━━━━━ DATA SUPPLIED ━━━━━
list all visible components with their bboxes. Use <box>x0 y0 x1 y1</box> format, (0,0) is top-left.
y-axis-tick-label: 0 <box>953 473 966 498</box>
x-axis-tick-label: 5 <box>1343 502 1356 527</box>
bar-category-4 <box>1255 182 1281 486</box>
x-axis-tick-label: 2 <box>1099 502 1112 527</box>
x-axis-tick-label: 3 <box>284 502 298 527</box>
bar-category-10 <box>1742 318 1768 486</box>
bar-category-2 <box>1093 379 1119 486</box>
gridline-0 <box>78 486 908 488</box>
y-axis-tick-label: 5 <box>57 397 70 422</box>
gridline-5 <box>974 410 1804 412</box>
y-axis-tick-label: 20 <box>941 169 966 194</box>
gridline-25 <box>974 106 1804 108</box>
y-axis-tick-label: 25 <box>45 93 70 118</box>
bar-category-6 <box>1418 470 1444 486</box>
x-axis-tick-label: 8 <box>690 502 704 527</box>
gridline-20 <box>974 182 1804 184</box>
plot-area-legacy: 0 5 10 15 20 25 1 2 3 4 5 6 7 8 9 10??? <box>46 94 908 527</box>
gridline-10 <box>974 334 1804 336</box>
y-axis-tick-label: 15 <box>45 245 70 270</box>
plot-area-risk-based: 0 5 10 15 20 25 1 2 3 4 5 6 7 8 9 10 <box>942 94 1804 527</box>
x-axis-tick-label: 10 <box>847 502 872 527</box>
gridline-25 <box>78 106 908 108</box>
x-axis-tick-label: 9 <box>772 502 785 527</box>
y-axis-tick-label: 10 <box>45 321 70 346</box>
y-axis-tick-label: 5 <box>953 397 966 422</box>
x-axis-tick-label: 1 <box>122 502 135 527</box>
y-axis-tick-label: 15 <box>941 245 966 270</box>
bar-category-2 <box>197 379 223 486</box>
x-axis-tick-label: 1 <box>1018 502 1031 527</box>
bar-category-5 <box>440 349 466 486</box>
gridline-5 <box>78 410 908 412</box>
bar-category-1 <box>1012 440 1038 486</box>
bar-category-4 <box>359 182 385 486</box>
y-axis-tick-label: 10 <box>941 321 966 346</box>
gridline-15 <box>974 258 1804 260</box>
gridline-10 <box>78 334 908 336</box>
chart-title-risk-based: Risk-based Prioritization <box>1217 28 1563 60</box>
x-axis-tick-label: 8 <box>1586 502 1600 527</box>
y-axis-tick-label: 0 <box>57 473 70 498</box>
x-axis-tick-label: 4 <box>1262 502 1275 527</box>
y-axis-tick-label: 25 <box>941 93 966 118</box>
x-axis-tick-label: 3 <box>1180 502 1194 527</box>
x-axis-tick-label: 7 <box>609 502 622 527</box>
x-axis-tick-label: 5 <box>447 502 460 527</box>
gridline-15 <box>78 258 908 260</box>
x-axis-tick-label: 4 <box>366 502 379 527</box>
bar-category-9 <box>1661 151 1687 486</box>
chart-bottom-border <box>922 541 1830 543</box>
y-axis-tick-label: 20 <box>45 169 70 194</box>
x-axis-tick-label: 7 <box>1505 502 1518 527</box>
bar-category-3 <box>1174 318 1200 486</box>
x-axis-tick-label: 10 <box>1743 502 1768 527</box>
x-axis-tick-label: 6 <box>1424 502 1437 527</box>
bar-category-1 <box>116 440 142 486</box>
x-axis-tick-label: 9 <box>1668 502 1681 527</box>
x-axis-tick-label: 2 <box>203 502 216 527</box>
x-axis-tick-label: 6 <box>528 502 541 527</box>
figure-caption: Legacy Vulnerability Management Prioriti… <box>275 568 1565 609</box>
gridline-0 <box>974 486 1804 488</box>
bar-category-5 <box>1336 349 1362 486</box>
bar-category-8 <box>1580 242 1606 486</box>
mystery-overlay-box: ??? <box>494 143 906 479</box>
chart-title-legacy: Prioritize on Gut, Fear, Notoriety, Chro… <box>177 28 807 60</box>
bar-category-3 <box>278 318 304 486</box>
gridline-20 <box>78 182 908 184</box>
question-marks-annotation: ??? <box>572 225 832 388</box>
━━━━━
YOUR OBJECTIVE —
Retype every line of the records above verbatim, changing nothing.

TASK SOLUTION —
list all visible components with their bboxes. Use <box>x0 y0 x1 y1</box> format, (0,0) is top-left.
y-axis-tick-label: 0 <box>953 473 966 498</box>
x-axis-tick-label: 5 <box>1343 502 1356 527</box>
bar-category-4 <box>1255 182 1281 486</box>
x-axis-tick-label: 2 <box>1099 502 1112 527</box>
x-axis-tick-label: 3 <box>284 502 298 527</box>
bar-category-10 <box>1742 318 1768 486</box>
bar-category-2 <box>1093 379 1119 486</box>
gridline-0 <box>78 486 908 488</box>
y-axis-tick-label: 5 <box>57 397 70 422</box>
gridline-5 <box>974 410 1804 412</box>
y-axis-tick-label: 20 <box>941 169 966 194</box>
gridline-25 <box>974 106 1804 108</box>
y-axis-tick-label: 25 <box>45 93 70 118</box>
bar-category-6 <box>1418 470 1444 486</box>
x-axis-tick-label: 8 <box>690 502 704 527</box>
gridline-20 <box>974 182 1804 184</box>
plot-area-legacy: 0 5 10 15 20 25 1 2 3 4 5 6 7 8 9 10??? <box>46 94 908 527</box>
gridline-10 <box>974 334 1804 336</box>
y-axis-tick-label: 15 <box>45 245 70 270</box>
plot-area-risk-based: 0 5 10 15 20 25 1 2 3 4 5 6 7 8 9 10 <box>942 94 1804 527</box>
x-axis-tick-label: 10 <box>847 502 872 527</box>
gridline-25 <box>78 106 908 108</box>
x-axis-tick-label: 9 <box>772 502 785 527</box>
y-axis-tick-label: 10 <box>45 321 70 346</box>
y-axis-tick-label: 5 <box>953 397 966 422</box>
x-axis-tick-label: 1 <box>122 502 135 527</box>
y-axis-tick-label: 15 <box>941 245 966 270</box>
bar-category-2 <box>197 379 223 486</box>
x-axis-tick-label: 1 <box>1018 502 1031 527</box>
bar-category-5 <box>440 349 466 486</box>
gridline-5 <box>78 410 908 412</box>
bar-category-1 <box>1012 440 1038 486</box>
bar-category-4 <box>359 182 385 486</box>
y-axis-tick-label: 10 <box>941 321 966 346</box>
gridline-15 <box>974 258 1804 260</box>
gridline-10 <box>78 334 908 336</box>
chart-title-risk-based: Risk-based Prioritization <box>1217 28 1563 60</box>
x-axis-tick-label: 8 <box>1586 502 1600 527</box>
y-axis-tick-label: 0 <box>57 473 70 498</box>
x-axis-tick-label: 4 <box>1262 502 1275 527</box>
y-axis-tick-label: 25 <box>941 93 966 118</box>
x-axis-tick-label: 3 <box>1180 502 1194 527</box>
x-axis-tick-label: 7 <box>609 502 622 527</box>
x-axis-tick-label: 5 <box>447 502 460 527</box>
gridline-15 <box>78 258 908 260</box>
x-axis-tick-label: 4 <box>366 502 379 527</box>
bar-category-9 <box>1661 151 1687 486</box>
chart-bottom-border <box>922 541 1830 543</box>
y-axis-tick-label: 20 <box>45 169 70 194</box>
x-axis-tick-label: 7 <box>1505 502 1518 527</box>
bar-category-3 <box>1174 318 1200 486</box>
x-axis-tick-label: 10 <box>1743 502 1768 527</box>
x-axis-tick-label: 6 <box>1424 502 1437 527</box>
bar-category-1 <box>116 440 142 486</box>
x-axis-tick-label: 9 <box>1668 502 1681 527</box>
x-axis-tick-label: 2 <box>203 502 216 527</box>
x-axis-tick-label: 6 <box>528 502 541 527</box>
figure-caption: Legacy Vulnerability Management Prioriti… <box>275 568 1565 609</box>
gridline-0 <box>974 486 1804 488</box>
bar-category-5 <box>1336 349 1362 486</box>
bar-category-8 <box>1580 242 1606 486</box>
mystery-overlay-box: ??? <box>494 143 906 479</box>
chart-title-legacy: Prioritize on Gut, Fear, Notoriety, Chro… <box>177 28 807 60</box>
bar-category-3 <box>278 318 304 486</box>
gridline-20 <box>78 182 908 184</box>
question-marks-annotation: ??? <box>572 225 832 388</box>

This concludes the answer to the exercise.